Problem to solve: Please transcribe the listing below in full and word for word, without its pictures.

— start Task data —

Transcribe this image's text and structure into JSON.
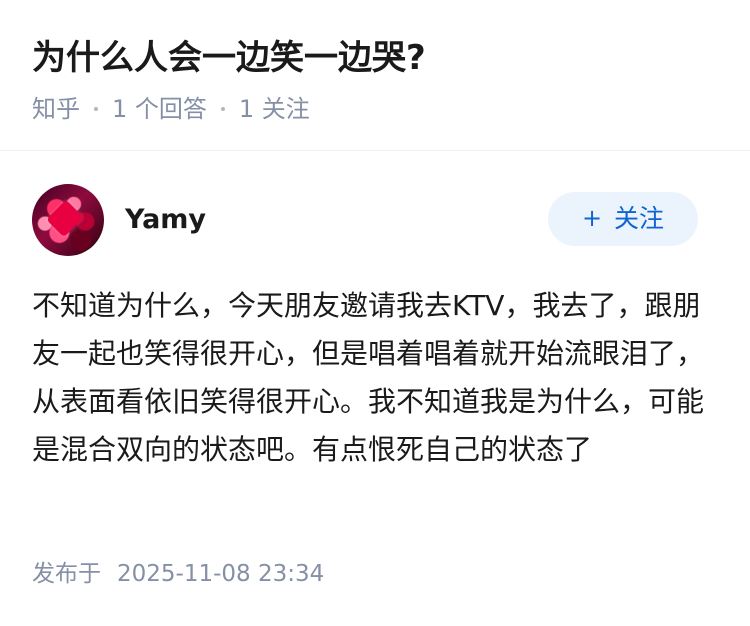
{
  "question": {
    "title": "为什么人会一边笑一边哭?",
    "meta": {
      "source": "知乎",
      "answers": "1 个回答",
      "followers": "1 关注"
    }
  },
  "answer": {
    "author": {
      "name": "Yamy",
      "avatar_icon": "profile-avatar-icon"
    },
    "follow_button": {
      "icon": "plus-icon",
      "icon_text": "+",
      "label": "关注"
    },
    "content": "不知道为什么，今天朋友邀请我去KTV，我去了，跟朋友一起也笑得很开心，但是唱着唱着就开始流眼泪了，从表面看依旧笑得很开心。我不知道我是为什么，可能是混合双向的状态吧。有点恨死自己的状态了",
    "published": {
      "label": "发布于",
      "datetime": "2025-11-08 23:34"
    }
  },
  "colors": {
    "text": "#1a1a1a",
    "secondary_text": "#8590a6",
    "accent": "#0f64d2",
    "button_background": "#ebf4fd"
  }
}
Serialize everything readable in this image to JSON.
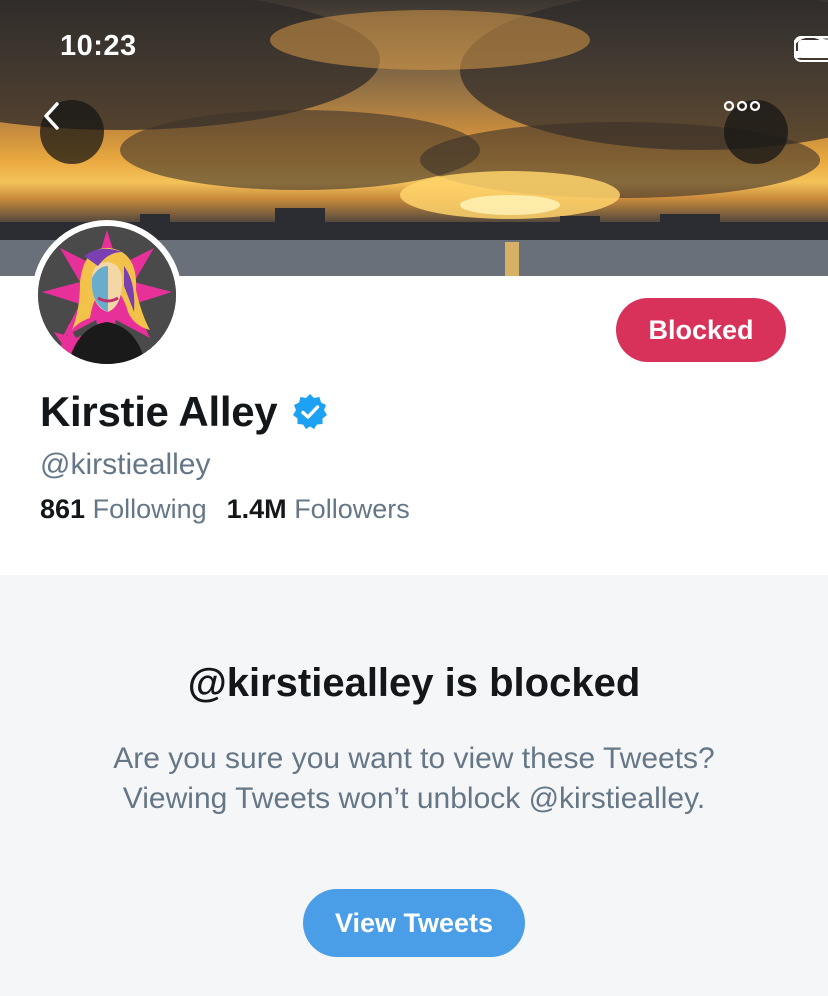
{
  "status_bar": {
    "time": "10:23"
  },
  "profile": {
    "display_name": "Kirstie Alley",
    "handle": "@kirstiealley",
    "verified": true,
    "following_count": "861",
    "following_label": "Following",
    "followers_count": "1.4M",
    "followers_label": "Followers",
    "blocked_button_label": "Blocked"
  },
  "blocked_notice": {
    "title": "@kirstiealley is blocked",
    "description": "Are you sure you want to view these Tweets? Viewing Tweets won’t unblock @kirstiealley.",
    "view_button_label": "View Tweets"
  },
  "colors": {
    "blocked_red": "#d9325a",
    "twitter_blue": "#4a9ee8",
    "verified_blue": "#1da1f2",
    "secondary_text": "#657786"
  },
  "icons": [
    "back-chevron-icon",
    "more-options-icon",
    "verified-badge-icon",
    "signal-icon",
    "wifi-icon",
    "battery-icon"
  ]
}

— end Task data —

Right answer:
Transcribe this image's text and structure into JSON.
{
  "question": {
    "title": "为什么人会一边笑一边哭?",
    "meta": {
      "source": "知乎",
      "answers": "1 个回答",
      "followers": "1 关注"
    }
  },
  "answer": {
    "author": {
      "name": "Yamy",
      "avatar_icon": "profile-avatar-icon"
    },
    "follow_button": {
      "icon": "plus-icon",
      "icon_text": "+",
      "label": "关注"
    },
    "content": "不知道为什么，今天朋友邀请我去KTV，我去了，跟朋友一起也笑得很开心，但是唱着唱着就开始流眼泪了，从表面看依旧笑得很开心。我不知道我是为什么，可能是混合双向的状态吧。有点恨死自己的状态了",
    "published": {
      "label": "发布于",
      "datetime": "2025-11-08 23:34"
    }
  },
  "colors": {
    "text": "#1a1a1a",
    "secondary_text": "#8590a6",
    "accent": "#0f64d2",
    "button_background": "#ebf4fd"
  }
}
Serialize everything readable in this image to JSON.
{
  "status_bar": {
    "time": "10:23"
  },
  "profile": {
    "display_name": "Kirstie Alley",
    "handle": "@kirstiealley",
    "verified": true,
    "following_count": "861",
    "following_label": "Following",
    "followers_count": "1.4M",
    "followers_label": "Followers",
    "blocked_button_label": "Blocked"
  },
  "blocked_notice": {
    "title": "@kirstiealley is blocked",
    "description": "Are you sure you want to view these Tweets? Viewing Tweets won’t unblock @kirstiealley.",
    "view_button_label": "View Tweets"
  },
  "colors": {
    "blocked_red": "#d9325a",
    "twitter_blue": "#4a9ee8",
    "verified_blue": "#1da1f2",
    "secondary_text": "#657786"
  },
  "icons": [
    "back-chevron-icon",
    "more-options-icon",
    "verified-badge-icon",
    "signal-icon",
    "wifi-icon",
    "battery-icon"
  ]
}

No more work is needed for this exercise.